Work to complete: Pick out the lines in the listing below that contain the word "الدائرة" and copy them.

##### Records shown #####

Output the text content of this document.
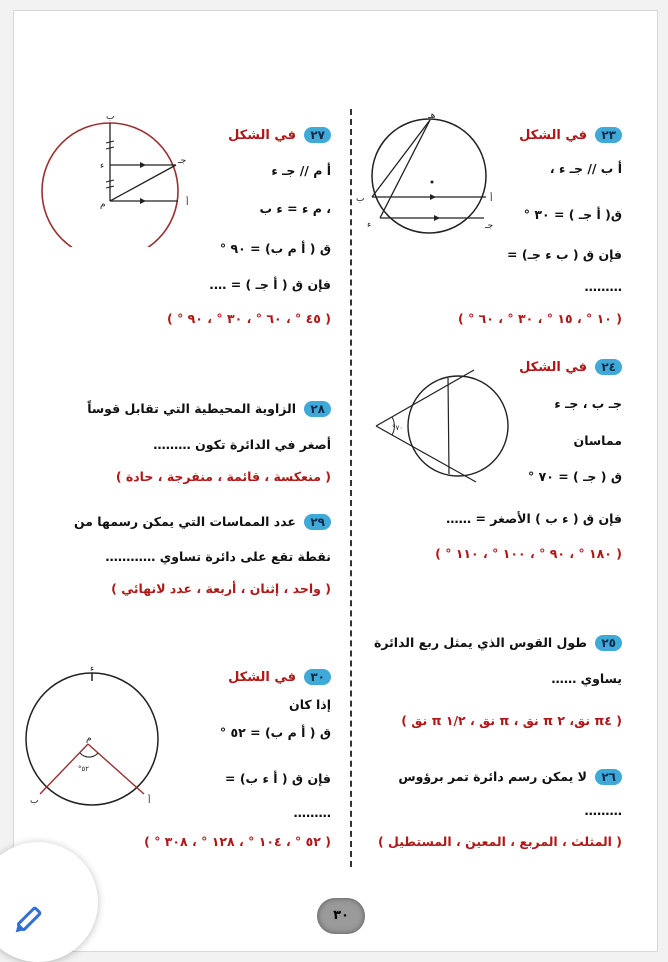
٢٣ في الشكل
أ ب // جـ ء ،
ق( أ جـ ) = ٣٠ °
فإن ق ( ب ء جـ) =
………
( ١٠ ° ، ١٥ ° ، ٣٠ ° ، ٦٠ ° )
هـ
ب	أ
ء	جـ
٢٤ في الشكل
جـ ب ، جـ ء
مماسان
ق ( جـ ) = ٧٠ °
فإن ق ( ء ب ) الأصغر = ……
( ١٨٠ ° ، ٩٠ ° ، ١٠٠ ° ، ١١٠ ° )
°٧٠
٢٥ طول القوس الذي يمثل ربع الدائرة
يساوي ……
( π٤ نق، ٢ π نق ، π نق ، ١/٢ π نق )
٢٦ لا يمكن رسم دائرة تمر برؤوس
………
( المثلث ، المربع ، المعين ، المستطيل )
٢٧ في الشكل
أ م // جـ ء
، م ء = ء ب
ق ( أ م ب) = ٩٠ °
فإن ق ( أ جـ ) = ….
( ٤٥ ° ، ٦٠ ° ، ٣٠ ° ، ٩٠ ° )
ب
ء
م	أ
جـ
٢٨ الزاوية المحيطية التي تقابل قوساً
أصغر في الدائرة تكون ………
( منعكسة ، قائمة ، منفرجة ، حادة )
٢٩ عدد المماسات التي يمكن رسمها من
نقطة تقع على دائرة تساوي …………
( واحد ، إثنان ، أربعة ، عدد لانهائي )
٣٠ في الشكل
إذا كان
ق ( أ م ب) = ٥٢ °
فإن ق ( أ ء ب) =
………
( ٥٢ ° ، ١٠٤ ° ، ١٢٨ ° ، ٣٠٨ ° )
°٥٢
ء
م
ب	أ
٣٠
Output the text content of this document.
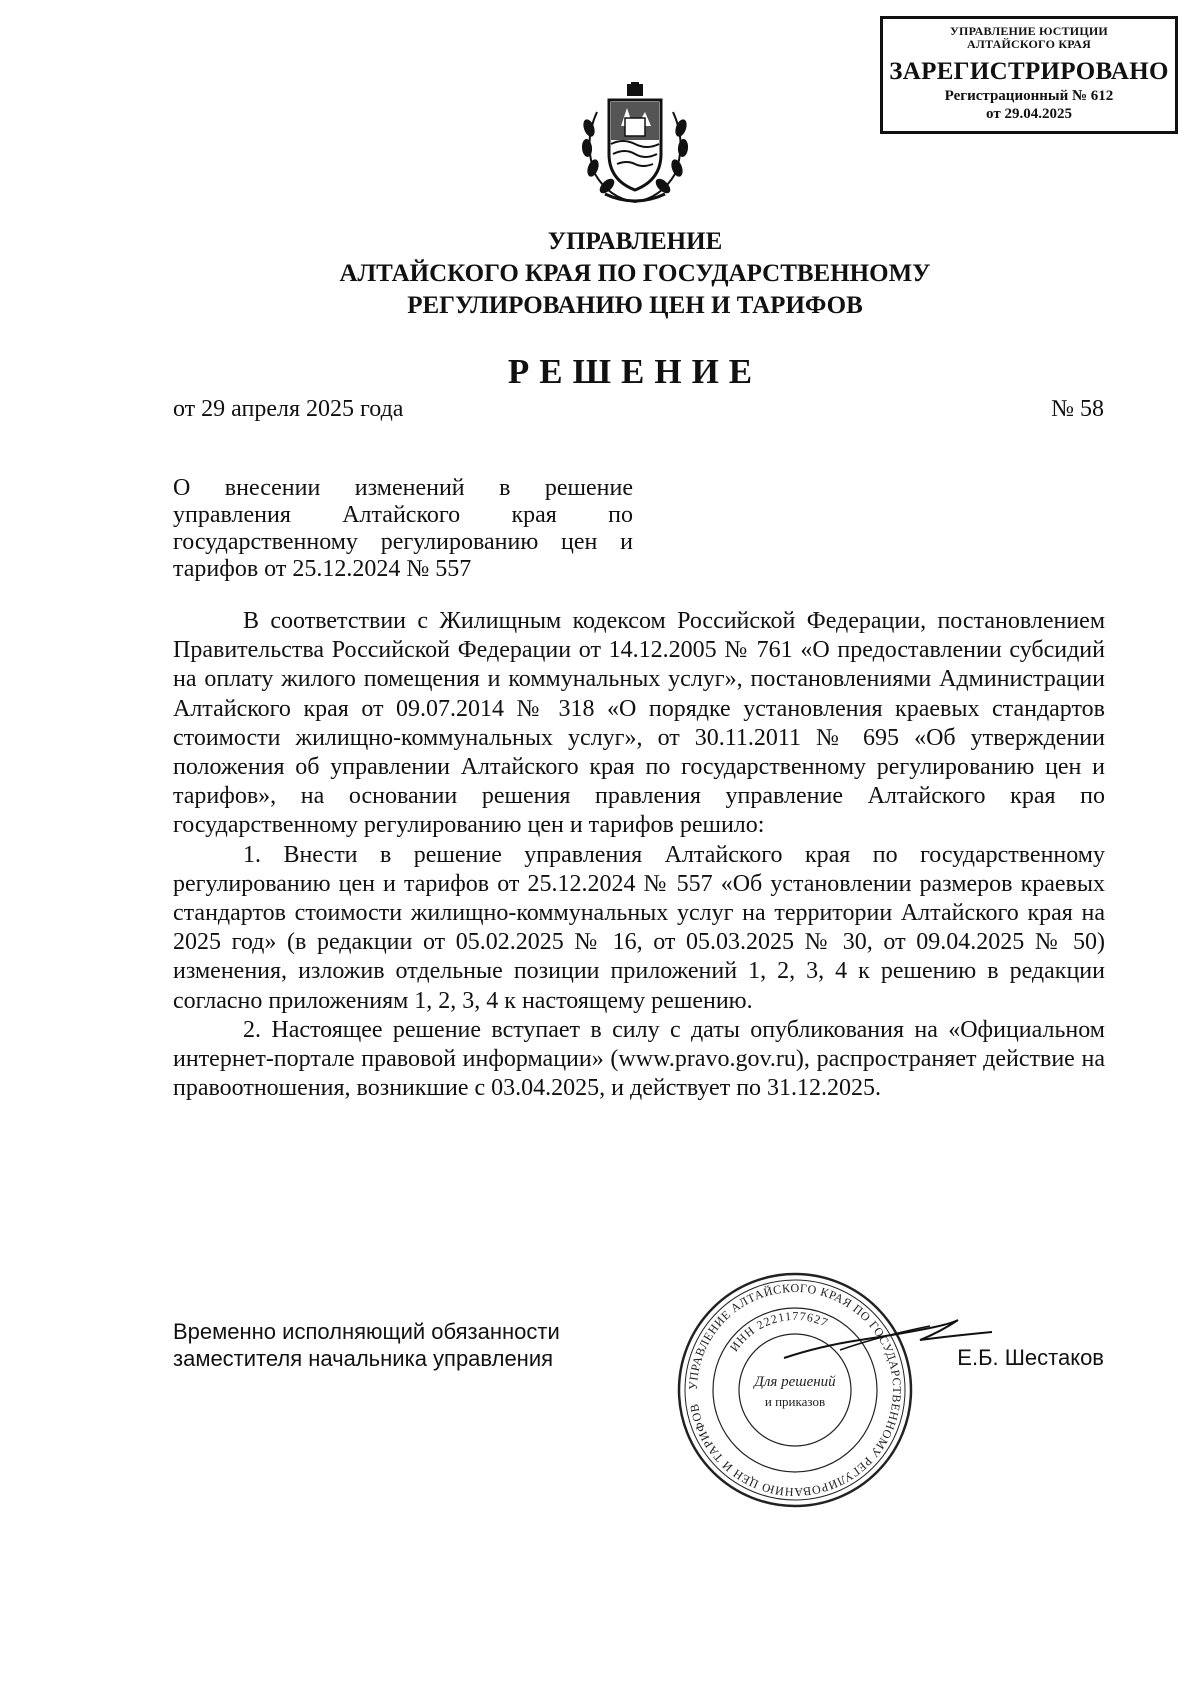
УПРАВЛЕНИЕ ЮСТИЦИИ
АЛТАЙСКОГО КРАЯ
ЗАРЕГИСТРИРОВАНО
Регистрационный № 612
от 29.04.2025
УПРАВЛЕНИЕ
АЛТАЙСКОГО КРАЯ ПО ГОСУДАРСТВЕННОМУ
РЕГУЛИРОВАНИЮ ЦЕН И ТАРИФОВ
РЕШЕНИЕ
от 29 апреля 2025 года	№ 58
О внесении изменений в решение управления Алтайского края по государственному регулированию цен и тарифов от 25.12.2024 № 557

В соответствии с Жилищным кодексом Российской Федерации, постановлением Правительства Российской Федерации от 14.12.2005 № 761 «О предоставлении субсидий на оплату жилого помещения и коммунальных услуг», постановлениями Администрации Алтайского края от 09.07.2014 № 318 «О порядке установления краевых стандартов стоимости жилищно-коммунальных услуг», от 30.11.2011 № 695 «Об утверждении положения об управлении Алтайского края по государственному регулированию цен и тарифов», на основании решения правления управление Алтайского края по государственному регулированию цен и тарифов решило:

1. Внести в решение управления Алтайского края по государственному регулированию цен и тарифов от 25.12.2024 № 557 «Об установлении размеров краевых стандартов стоимости жилищно-коммунальных услуг на территории Алтайского края на 2025 год» (в редакции от 05.02.2025 № 16, от 05.03.2025 № 30, от 09.04.2025 № 50) изменения, изложив отдельные позиции приложений 1, 2, 3, 4 к решению в редакции согласно приложениям 1, 2, 3, 4 к настоящему решению.

2. Настоящее решение вступает в силу с даты опубликования на «Официальном интернет-портале правовой информации» (www.pravo.gov.ru), распространяет действие на правоотношения, возникшие с 03.04.2025, и действует по 31.12.2025.

Временно исполняющий обязанности
заместителя начальника управления	Е.Б. Шестаков
УПРАВЛЕНИЕ АЛТАЙСКОГО КРАЯ ПО ГОСУДАРСТВЕННОМУ РЕГУЛИРОВАНИЮ ЦЕН И ТАРИФОВ
ИНН 2221177627
Для решений
и приказов
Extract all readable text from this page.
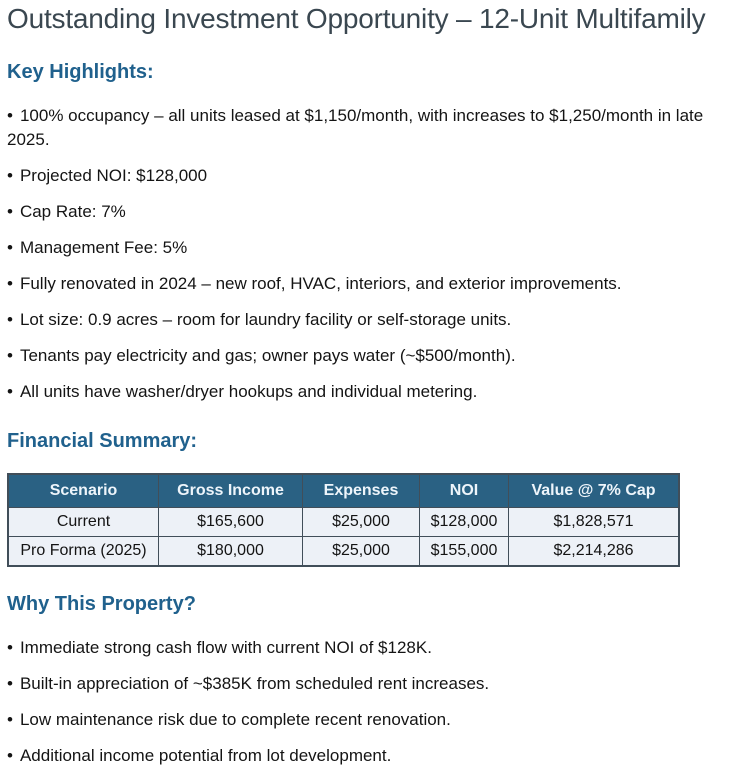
Outstanding Investment Opportunity – 12-Unit Multifamily
Key Highlights:

• 100% occupancy – all units leased at $1,150/month, with increases to $1,250/month in late 2025.

• Projected NOI: $128,000

• Cap Rate: 7%

• Management Fee: 5%

• Fully renovated in 2024 – new roof, HVAC, interiors, and exterior improvements.

• Lot size: 0.9 acres – room for laundry facility or self-storage units.

• Tenants pay electricity and gas; owner pays water (~$500/month).

• All units have washer/dryer hookups and individual metering.

Financial Summary:
Scenario	Gross Income	Expenses	NOI	Value @ 7% Cap
Current	$165,600	$25,000	$128,000	$1,828,571
Pro Forma (2025)	$180,000	$25,000	$155,000	$2,214,286
Why This Property?

• Immediate strong cash flow with current NOI of $128K.

• Built-in appreciation of ~$385K from scheduled rent increases.

• Low maintenance risk due to complete recent renovation.

• Additional income potential from lot development.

#####

Finished answer:
٢٥ طول القوس الذي يمثل ربع الدائرة
أصغر في الدائرة تكون ………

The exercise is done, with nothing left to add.